= Challenge =
Collect each line of the entries that holds the string "dotted".

[A run of records]
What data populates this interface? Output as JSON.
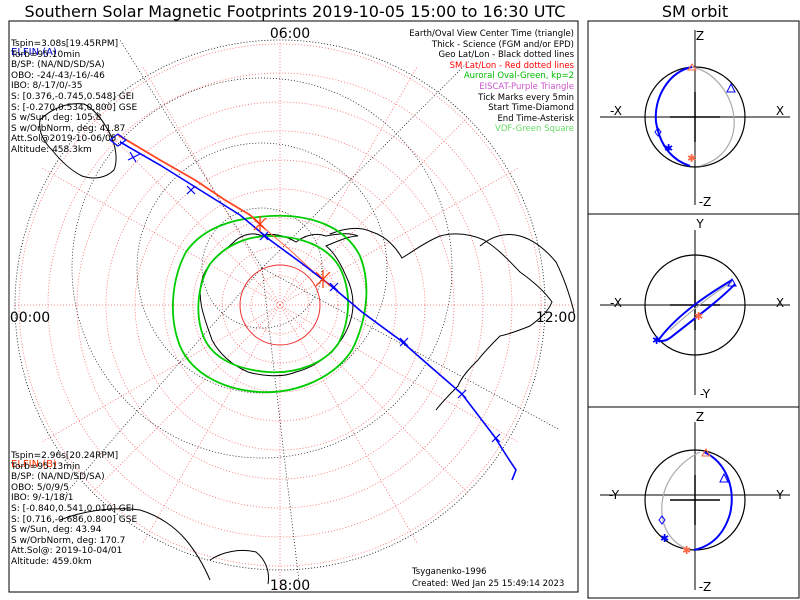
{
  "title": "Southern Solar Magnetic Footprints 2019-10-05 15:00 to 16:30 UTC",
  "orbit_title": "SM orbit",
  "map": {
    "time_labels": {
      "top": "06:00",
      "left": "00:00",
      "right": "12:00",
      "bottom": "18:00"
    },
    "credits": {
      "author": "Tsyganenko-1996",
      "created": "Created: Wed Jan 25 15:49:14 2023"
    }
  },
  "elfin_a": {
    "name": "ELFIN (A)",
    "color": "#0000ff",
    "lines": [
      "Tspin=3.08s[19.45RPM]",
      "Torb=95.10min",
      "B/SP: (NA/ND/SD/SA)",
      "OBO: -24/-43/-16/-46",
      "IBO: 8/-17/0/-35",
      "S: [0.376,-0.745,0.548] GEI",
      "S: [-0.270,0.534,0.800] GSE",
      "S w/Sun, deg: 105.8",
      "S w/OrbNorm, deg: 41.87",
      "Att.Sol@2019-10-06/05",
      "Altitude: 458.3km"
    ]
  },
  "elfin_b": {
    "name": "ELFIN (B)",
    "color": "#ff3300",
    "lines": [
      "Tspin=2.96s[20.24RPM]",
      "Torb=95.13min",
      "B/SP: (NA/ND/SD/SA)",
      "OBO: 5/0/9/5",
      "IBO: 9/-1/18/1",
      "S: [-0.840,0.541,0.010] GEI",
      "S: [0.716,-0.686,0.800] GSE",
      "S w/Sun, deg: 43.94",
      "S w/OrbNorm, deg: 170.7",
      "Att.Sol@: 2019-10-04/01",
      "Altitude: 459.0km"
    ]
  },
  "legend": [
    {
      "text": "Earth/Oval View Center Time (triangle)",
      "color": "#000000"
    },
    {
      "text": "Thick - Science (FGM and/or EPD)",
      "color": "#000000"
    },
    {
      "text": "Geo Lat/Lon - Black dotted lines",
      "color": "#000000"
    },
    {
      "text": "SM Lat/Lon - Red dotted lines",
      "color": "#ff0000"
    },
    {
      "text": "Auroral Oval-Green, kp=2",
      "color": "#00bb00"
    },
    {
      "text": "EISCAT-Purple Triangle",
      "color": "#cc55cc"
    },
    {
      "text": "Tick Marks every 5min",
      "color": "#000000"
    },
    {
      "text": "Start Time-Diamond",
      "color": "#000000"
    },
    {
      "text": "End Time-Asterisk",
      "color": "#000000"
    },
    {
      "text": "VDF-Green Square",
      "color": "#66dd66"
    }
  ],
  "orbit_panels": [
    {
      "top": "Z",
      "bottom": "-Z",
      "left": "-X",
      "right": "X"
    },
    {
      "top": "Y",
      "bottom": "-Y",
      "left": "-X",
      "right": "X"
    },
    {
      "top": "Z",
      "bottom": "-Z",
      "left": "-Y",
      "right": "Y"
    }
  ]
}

* * *

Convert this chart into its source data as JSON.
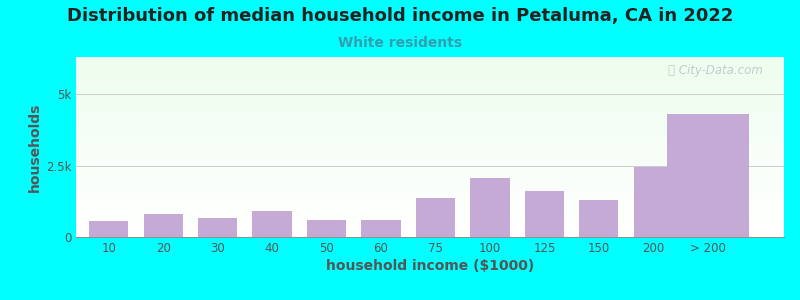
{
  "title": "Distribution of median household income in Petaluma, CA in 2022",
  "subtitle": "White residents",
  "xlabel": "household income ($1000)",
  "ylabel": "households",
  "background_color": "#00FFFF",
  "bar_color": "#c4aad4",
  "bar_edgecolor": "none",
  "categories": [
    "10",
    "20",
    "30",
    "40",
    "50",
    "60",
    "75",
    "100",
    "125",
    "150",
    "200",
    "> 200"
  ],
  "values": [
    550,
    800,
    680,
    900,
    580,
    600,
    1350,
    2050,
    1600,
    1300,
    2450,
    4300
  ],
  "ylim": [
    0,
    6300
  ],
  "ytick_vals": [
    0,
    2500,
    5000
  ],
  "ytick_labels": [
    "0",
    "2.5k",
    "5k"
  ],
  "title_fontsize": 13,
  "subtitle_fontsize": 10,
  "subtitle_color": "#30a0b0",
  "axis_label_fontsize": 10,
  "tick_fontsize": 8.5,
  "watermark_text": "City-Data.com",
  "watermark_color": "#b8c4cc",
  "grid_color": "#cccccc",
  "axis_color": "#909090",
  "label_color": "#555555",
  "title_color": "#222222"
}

= Solution to this problem =
      "text": "Geo Lat/Lon - Black dotted lines",
      "text": "SM Lat/Lon - Red dotted lines",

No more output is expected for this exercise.